## Start
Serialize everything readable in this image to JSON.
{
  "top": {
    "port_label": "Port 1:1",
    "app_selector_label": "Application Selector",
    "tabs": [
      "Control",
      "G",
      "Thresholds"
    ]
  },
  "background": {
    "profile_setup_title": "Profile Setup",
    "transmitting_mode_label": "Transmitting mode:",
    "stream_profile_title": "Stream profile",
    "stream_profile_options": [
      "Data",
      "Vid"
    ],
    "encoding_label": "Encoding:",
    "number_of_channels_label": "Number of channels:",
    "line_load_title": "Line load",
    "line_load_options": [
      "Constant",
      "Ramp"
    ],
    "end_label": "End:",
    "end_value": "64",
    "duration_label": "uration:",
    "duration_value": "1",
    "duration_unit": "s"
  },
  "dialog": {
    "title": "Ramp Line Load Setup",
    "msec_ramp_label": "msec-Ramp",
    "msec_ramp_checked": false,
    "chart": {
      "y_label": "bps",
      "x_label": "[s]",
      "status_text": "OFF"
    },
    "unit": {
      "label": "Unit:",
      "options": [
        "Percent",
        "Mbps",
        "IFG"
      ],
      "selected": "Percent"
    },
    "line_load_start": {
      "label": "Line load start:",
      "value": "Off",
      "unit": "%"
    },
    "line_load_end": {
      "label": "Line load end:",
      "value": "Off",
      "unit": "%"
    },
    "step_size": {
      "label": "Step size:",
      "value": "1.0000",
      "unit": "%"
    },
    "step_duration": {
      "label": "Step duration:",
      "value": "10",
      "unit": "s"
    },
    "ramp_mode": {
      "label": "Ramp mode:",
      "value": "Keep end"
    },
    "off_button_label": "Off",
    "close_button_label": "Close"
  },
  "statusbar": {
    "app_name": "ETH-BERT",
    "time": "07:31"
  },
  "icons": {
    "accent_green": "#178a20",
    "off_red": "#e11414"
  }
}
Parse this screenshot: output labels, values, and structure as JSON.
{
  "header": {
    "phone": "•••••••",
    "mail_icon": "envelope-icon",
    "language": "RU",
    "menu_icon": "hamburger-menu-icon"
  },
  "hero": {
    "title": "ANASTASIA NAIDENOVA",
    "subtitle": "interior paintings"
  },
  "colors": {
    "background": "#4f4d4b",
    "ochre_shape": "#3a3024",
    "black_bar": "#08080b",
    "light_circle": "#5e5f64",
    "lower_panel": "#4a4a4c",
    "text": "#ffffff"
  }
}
## End
WHAT THIS TASK INVOLVES – Repeat all of the entries exactly.

ANSWER TO THIS EXERCISE –
Serialize everything readable in this image to JSON.
{
  "top": {
    "port_label": "Port 1:1",
    "app_selector_label": "Application Selector",
    "tabs": [
      "Control",
      "G",
      "Thresholds"
    ]
  },
  "background": {
    "profile_setup_title": "Profile Setup",
    "transmitting_mode_label": "Transmitting mode:",
    "stream_profile_title": "Stream profile",
    "stream_profile_options": [
      "Data",
      "Vid"
    ],
    "encoding_label": "Encoding:",
    "number_of_channels_label": "Number of channels:",
    "line_load_title": "Line load",
    "line_load_options": [
      "Constant",
      "Ramp"
    ],
    "end_label": "End:",
    "end_value": "64",
    "duration_label": "uration:",
    "duration_value": "1",
    "duration_unit": "s"
  },
  "dialog": {
    "title": "Ramp Line Load Setup",
    "msec_ramp_label": "msec-Ramp",
    "msec_ramp_checked": false,
    "chart": {
      "y_label": "bps",
      "x_label": "[s]",
      "status_text": "OFF"
    },
    "unit": {
      "label": "Unit:",
      "options": [
        "Percent",
        "Mbps",
        "IFG"
      ],
      "selected": "Percent"
    },
    "line_load_start": {
      "label": "Line load start:",
      "value": "Off",
      "unit": "%"
    },
    "line_load_end": {
      "label": "Line load end:",
      "value": "Off",
      "unit": "%"
    },
    "step_size": {
      "label": "Step size:",
      "value": "1.0000",
      "unit": "%"
    },
    "step_duration": {
      "label": "Step duration:",
      "value": "10",
      "unit": "s"
    },
    "ramp_mode": {
      "label": "Ramp mode:",
      "value": "Keep end"
    },
    "off_button_label": "Off",
    "close_button_label": "Close"
  },
  "statusbar": {
    "app_name": "ETH-BERT",
    "time": "07:31"
  },
  "icons": {
    "accent_green": "#178a20",
    "off_red": "#e11414"
  }
}
Parse this screenshot: output labels, values, and structure as JSON.
{
  "header": {
    "phone": "•••••••",
    "mail_icon": "envelope-icon",
    "language": "RU",
    "menu_icon": "hamburger-menu-icon"
  },
  "hero": {
    "title": "ANASTASIA NAIDENOVA",
    "subtitle": "interior paintings"
  },
  "colors": {
    "background": "#4f4d4b",
    "ochre_shape": "#3a3024",
    "black_bar": "#08080b",
    "light_circle": "#5e5f64",
    "lower_panel": "#4a4a4c",
    "text": "#ffffff"
  }
}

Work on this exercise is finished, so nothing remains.